Render every line of each of the records below as a numbered list, and leave out any blank lines.

## BEGIN PROVIDED RECORDS

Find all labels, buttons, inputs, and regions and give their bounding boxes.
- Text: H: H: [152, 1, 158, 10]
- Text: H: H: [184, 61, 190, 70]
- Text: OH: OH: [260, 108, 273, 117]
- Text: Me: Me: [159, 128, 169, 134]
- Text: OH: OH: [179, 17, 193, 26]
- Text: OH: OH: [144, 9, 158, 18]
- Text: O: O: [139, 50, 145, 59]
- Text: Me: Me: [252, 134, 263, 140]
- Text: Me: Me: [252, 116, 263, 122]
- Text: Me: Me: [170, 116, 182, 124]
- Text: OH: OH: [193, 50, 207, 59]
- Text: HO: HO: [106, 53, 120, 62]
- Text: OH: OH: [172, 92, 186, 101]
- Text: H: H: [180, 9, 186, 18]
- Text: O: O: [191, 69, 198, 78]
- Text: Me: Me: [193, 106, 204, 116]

## END PROVIDED RECORDS

**FULL OUTPUT:**
1. Find all labels, buttons, inputs, and regions and give their bounding boxes.
2. - Text: H: H: [152, 1, 158, 10]
3. - Text: H: H: [184, 61, 190, 70]
4. - Text: OH: OH: [260, 108, 273, 117]
5. - Text: Me: Me: [159, 128, 169, 134]
6. - Text: OH: OH: [179, 17, 193, 26]
7. - Text: OH: OH: [144, 9, 158, 18]
8. - Text: O: O: [139, 50, 145, 59]
9. - Text: Me: Me: [252, 134, 263, 140]
10. - Text: Me: Me: [252, 116, 263, 122]
11. - Text: Me: Me: [170, 116, 182, 124]
12. - Text: OH: OH: [193, 50, 207, 59]
13. - Text: HO: HO: [106, 53, 120, 62]
14. - Text: OH: OH: [172, 92, 186, 101]
15. - Text: H: H: [180, 9, 186, 18]
16. - Text: O: O: [191, 69, 198, 78]
17. - Text: Me: Me: [193, 106, 204, 116]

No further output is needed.